▶ **WRITTEN INSTRUCTION A**
Return the part of the adiar issue thread that opens with the words containing "The following are" and closes with "read and written.", copied verbatim.
▶ **WRITTEN INSTRUCTION B**
Carry the adiar issue thread forward from the point at which it stops.

▶ **SUPPLIED TEXT**
────────────────────

SSoelvsten / adiar

An I/O-efficient implementation of (Binary) Decision Diagrams
https://ssoelvsten.github.io/adiar/
MIT License
24 stars 13 forks source link

Switch to internal memory levelized priority queue for top-down algorithms based on input size #98

Closed SSoelvsten closed 2 years ago

SSoelvsten commented 3 years ago

WIth #169 and #168 we added support for the levelized_priority_queue switching to internal memory if its max_size fits into the given amount of main memory. We now similarly want to derive a max_size for the levelized priority queues in all other algorithms and then switch to an internal memory variant if possible.

We'll start with using the simple bounds below. We will later ( #165 ) use some (most often) much better bounds. So, it is a good idea to already now add an (inline) helper function to compute each max_size below.

Worst-case bounds for top-down Levelized Priority Queue (and the others)

The following are some simple O(1) derivable bounds on the levelized priority queues. Based on these, we can then be used to switch between the different versions.

SSoelvsten commented 3 years ago

Waste of I/Os

I am currently running the 8x8 Knight's Tour problem (Bryant version) on the #128 pull request, and after several days it has written ~45 TiB to disk and only read ~5 TiB. This difference probably is due to file system caching, which hints at there being no need for having sent them to disk in the first place.

EDIT: This difference may not be so problematic. For example here is the data from the EPFL/Arbiter (size). Even though there was ~50 GiB of free memory for the file system cache, there is not a major difference in the amount read and written.

Max Mem used        : 124.96G (s95n31)
Max Disk Write      : 32.52T (s95n31)
Max Disk Read       : 37.25T (s95n31)

────────────────────

▶ **DATA LINES**
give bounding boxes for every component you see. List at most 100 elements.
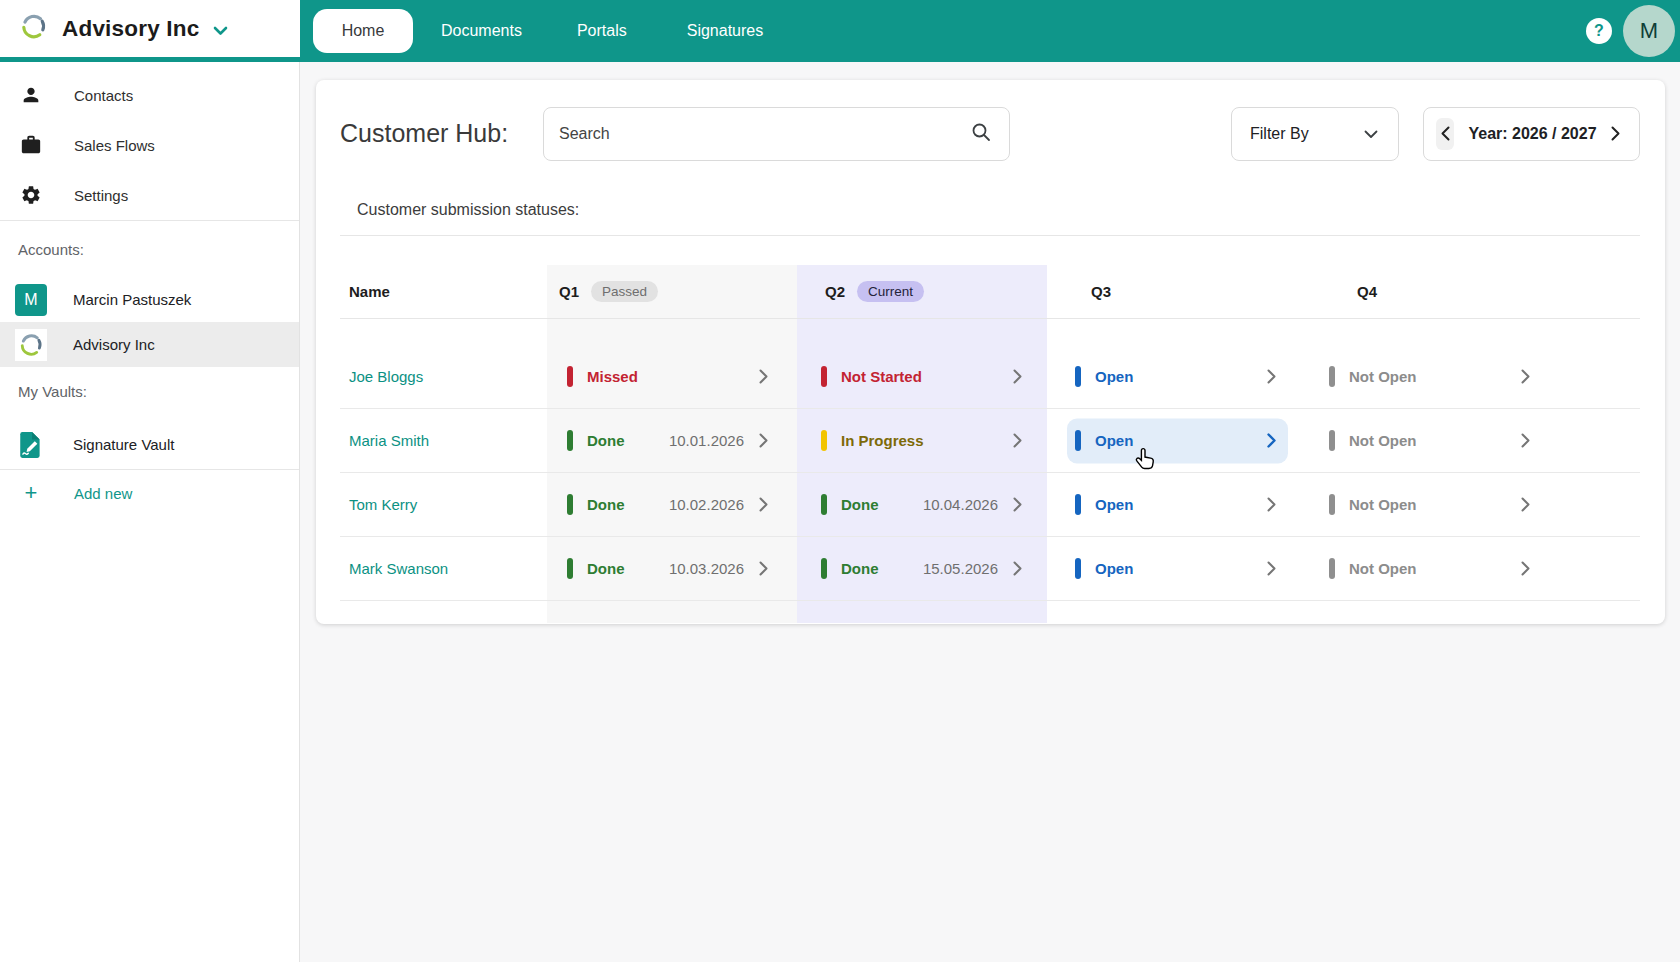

────────────────────

▶ **WRITTEN RESPONSE A**
The following are some simple O(1) derivable bounds on the levelized priority queues. Based on these, we can then be used to switch between the different versions.

SSoelvsten commented 3 years ago

Waste of I/Os

I am currently running the 8x8 Knight's Tour problem (Bryant version) on the #128 pull request, and after several days it has written ~45 TiB to disk and only read ~5 TiB. This difference probably is due to file system caching, which hints at there being no need for having sent them to disk in the first place.

EDIT: This difference may not be so problematic. For example here is the data from the EPFL/Arbiter (size). Even though there was ~50 GiB of free memory for the file system cache, there is not a major difference in the amount read and written.

▶ **WRITTEN RESPONSE B**
SSoelvsten commented 3 years ago

Running time of external memory merge sorter

As I am rerunning experiments on the BDD Benchmark repository I notice, that Adiar exhibits a considerable slowdown for smaller instances depending on the memory M it was initialised with. The more memory it was given, the more time it uses. For example, for the 8-Queens problem we get the following timings

Memory Construction time Counting time
128 MiB 633 ms 10 ms
6144 MiB 1509 ms 226 ms

I have tested the benchmarks with Adiar at different commits, and it always seems to have been an issue. But, I found the following interesting commits.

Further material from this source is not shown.